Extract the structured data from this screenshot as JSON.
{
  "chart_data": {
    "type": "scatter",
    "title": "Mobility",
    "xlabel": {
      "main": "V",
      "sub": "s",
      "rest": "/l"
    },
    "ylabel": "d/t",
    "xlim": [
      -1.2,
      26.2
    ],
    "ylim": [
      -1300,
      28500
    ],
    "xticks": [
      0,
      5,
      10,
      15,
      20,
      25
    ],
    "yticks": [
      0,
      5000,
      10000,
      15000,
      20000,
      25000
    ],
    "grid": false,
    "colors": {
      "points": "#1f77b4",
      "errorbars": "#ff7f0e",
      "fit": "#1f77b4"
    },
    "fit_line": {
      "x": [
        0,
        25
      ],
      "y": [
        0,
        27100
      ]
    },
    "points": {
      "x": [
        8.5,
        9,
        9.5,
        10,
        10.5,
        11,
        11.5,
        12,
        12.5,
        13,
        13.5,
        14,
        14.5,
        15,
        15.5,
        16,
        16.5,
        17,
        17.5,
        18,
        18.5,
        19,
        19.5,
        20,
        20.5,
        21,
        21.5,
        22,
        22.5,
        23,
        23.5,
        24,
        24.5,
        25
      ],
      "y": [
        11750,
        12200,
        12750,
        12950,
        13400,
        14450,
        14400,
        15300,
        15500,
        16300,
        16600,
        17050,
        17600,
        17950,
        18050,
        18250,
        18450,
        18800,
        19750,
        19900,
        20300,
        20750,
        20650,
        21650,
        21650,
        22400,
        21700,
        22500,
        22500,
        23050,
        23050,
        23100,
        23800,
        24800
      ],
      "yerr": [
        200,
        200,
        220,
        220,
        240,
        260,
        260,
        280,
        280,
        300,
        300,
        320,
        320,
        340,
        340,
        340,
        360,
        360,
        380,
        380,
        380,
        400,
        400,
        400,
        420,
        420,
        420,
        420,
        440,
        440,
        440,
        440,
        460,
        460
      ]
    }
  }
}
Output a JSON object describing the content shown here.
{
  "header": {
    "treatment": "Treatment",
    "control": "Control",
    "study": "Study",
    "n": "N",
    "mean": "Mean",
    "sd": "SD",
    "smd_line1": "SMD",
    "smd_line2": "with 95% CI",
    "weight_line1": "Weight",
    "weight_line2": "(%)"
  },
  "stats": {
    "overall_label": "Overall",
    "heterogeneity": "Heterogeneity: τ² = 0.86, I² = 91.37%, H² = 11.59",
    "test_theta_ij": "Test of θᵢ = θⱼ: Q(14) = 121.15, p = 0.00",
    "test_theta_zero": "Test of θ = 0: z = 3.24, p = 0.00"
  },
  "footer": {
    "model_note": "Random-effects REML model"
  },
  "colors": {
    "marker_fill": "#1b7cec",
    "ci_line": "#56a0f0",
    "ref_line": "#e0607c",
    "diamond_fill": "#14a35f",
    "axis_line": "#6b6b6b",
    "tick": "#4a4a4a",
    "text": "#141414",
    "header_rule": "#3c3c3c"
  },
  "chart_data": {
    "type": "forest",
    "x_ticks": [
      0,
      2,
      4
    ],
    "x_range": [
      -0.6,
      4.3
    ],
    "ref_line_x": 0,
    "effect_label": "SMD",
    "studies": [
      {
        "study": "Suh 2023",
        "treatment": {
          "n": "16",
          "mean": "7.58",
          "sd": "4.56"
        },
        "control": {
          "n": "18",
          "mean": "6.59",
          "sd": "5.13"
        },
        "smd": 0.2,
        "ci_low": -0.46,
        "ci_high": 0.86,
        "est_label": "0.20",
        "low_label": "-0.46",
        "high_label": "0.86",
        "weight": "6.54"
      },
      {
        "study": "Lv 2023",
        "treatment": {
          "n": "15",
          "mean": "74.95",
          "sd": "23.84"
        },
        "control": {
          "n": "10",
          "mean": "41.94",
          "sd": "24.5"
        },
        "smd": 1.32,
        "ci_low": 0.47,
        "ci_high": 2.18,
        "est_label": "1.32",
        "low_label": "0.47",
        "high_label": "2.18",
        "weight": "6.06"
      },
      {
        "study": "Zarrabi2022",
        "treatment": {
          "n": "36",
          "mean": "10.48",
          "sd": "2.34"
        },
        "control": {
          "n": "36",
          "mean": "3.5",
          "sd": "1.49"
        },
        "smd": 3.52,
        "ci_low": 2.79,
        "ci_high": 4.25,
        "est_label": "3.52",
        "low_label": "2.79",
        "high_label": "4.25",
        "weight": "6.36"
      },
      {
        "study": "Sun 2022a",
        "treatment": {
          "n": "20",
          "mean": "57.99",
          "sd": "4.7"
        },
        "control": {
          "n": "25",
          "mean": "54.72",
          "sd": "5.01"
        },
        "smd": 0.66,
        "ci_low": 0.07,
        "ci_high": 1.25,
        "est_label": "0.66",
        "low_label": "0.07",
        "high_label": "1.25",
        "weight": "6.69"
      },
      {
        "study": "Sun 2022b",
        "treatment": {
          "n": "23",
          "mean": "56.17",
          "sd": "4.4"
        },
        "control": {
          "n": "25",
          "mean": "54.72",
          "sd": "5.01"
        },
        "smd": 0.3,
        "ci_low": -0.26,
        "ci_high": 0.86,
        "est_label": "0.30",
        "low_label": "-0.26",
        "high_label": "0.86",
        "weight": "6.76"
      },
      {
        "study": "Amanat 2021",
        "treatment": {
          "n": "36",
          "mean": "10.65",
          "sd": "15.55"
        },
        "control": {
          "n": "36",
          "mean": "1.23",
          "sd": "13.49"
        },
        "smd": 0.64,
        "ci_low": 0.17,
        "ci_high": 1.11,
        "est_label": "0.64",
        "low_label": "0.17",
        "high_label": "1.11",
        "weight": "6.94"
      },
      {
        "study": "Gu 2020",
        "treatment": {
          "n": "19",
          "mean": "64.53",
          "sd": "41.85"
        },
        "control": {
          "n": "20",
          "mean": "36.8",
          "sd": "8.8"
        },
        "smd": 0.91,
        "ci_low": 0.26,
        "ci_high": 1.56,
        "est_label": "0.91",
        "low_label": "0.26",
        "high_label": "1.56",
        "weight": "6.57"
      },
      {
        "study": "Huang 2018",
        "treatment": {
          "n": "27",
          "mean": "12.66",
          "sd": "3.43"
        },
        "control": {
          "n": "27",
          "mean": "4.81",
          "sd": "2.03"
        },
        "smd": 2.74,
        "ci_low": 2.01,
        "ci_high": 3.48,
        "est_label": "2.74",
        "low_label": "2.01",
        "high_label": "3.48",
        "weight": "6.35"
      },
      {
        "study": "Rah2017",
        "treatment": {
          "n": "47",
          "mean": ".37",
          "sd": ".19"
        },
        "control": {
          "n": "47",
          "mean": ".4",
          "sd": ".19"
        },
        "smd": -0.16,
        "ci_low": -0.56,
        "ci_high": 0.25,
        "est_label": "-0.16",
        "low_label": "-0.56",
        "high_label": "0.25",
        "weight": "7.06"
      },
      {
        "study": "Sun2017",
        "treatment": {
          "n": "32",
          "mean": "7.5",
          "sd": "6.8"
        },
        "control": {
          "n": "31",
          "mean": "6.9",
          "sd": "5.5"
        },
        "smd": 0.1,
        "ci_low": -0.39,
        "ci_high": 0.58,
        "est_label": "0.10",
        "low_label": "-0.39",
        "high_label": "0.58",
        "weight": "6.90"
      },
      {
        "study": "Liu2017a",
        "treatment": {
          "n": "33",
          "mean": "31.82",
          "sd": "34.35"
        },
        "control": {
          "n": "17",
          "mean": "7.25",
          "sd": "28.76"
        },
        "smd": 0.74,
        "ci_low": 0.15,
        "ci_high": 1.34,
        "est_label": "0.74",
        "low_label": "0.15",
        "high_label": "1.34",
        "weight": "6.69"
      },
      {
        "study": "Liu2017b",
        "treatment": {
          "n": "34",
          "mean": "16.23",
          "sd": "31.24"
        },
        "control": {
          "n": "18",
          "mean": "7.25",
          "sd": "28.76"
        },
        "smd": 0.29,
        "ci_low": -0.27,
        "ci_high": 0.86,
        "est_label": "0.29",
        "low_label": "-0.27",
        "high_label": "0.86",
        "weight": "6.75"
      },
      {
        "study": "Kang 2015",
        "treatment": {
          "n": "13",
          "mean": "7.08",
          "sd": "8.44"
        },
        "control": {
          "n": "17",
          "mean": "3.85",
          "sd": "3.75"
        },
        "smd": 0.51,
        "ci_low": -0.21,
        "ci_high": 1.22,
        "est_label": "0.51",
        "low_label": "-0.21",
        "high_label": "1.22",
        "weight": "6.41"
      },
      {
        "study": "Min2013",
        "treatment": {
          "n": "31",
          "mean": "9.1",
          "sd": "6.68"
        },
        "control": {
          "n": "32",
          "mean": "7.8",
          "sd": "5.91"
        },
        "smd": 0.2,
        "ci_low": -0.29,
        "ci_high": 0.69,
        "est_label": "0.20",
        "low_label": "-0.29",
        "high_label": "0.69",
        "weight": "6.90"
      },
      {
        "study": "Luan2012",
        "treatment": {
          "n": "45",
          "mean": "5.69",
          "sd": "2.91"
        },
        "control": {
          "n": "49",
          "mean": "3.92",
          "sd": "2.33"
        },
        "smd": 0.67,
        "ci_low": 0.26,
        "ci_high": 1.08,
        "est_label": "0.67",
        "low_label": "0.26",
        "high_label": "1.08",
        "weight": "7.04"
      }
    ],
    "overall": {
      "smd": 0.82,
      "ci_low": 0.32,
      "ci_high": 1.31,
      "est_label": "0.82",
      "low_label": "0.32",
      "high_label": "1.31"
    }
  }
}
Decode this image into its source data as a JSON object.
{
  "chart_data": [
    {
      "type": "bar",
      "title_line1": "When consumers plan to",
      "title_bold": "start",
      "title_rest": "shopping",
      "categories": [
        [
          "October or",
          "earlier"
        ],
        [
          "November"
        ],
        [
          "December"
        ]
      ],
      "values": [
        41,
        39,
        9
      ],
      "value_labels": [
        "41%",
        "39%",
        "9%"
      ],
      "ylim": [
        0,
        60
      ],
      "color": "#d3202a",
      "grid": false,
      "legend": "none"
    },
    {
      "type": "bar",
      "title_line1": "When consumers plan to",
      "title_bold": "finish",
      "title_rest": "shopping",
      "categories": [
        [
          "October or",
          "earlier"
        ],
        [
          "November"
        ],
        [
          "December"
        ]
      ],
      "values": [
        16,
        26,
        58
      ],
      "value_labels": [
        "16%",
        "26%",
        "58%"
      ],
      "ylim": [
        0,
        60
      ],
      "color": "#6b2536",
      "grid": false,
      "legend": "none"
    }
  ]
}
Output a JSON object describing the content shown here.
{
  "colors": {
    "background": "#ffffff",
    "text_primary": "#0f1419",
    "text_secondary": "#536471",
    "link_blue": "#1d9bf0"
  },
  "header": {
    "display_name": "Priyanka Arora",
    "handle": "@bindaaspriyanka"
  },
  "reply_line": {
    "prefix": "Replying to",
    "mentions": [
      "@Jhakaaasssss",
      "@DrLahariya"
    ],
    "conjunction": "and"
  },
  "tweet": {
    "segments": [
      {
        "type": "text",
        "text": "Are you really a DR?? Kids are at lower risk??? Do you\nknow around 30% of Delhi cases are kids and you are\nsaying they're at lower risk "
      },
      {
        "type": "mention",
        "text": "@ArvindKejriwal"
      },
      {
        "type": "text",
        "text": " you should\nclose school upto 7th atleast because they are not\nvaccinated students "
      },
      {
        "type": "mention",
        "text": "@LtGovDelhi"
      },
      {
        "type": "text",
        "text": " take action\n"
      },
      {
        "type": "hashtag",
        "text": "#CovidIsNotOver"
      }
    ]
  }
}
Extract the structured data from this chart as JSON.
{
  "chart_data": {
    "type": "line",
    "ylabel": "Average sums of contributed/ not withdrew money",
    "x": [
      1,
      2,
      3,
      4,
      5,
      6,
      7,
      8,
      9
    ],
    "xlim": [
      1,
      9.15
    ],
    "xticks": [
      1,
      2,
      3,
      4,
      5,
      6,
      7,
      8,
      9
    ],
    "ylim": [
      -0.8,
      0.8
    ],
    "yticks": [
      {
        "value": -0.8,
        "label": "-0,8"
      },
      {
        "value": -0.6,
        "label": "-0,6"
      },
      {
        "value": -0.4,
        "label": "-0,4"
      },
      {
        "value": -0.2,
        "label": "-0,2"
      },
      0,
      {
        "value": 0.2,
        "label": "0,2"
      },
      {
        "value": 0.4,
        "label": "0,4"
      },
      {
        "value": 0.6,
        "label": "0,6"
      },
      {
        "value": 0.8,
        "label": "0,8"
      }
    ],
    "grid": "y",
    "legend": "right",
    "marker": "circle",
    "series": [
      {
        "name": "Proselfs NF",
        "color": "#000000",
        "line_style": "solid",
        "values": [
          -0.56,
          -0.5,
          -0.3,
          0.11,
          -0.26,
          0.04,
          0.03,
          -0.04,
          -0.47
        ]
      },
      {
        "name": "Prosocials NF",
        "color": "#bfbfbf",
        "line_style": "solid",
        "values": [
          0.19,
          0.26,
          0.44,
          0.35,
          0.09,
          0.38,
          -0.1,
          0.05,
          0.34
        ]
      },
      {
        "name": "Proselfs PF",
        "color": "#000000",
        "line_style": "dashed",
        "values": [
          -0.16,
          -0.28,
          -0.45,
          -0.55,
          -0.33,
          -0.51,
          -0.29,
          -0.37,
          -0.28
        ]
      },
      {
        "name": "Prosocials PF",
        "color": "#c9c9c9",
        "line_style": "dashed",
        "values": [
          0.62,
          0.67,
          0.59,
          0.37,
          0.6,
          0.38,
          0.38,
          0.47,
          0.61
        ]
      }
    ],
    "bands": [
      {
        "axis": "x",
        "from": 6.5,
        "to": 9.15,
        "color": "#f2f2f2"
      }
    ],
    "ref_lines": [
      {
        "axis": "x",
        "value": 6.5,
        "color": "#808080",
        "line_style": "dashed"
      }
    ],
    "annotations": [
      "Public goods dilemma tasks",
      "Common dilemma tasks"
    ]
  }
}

• Written instruction
Identify every line above with the string "structured" in it. Copy those lines.

• Final result
Extract the structured data from this screenshot as JSON.
Extract the structured data from this chart as JSON.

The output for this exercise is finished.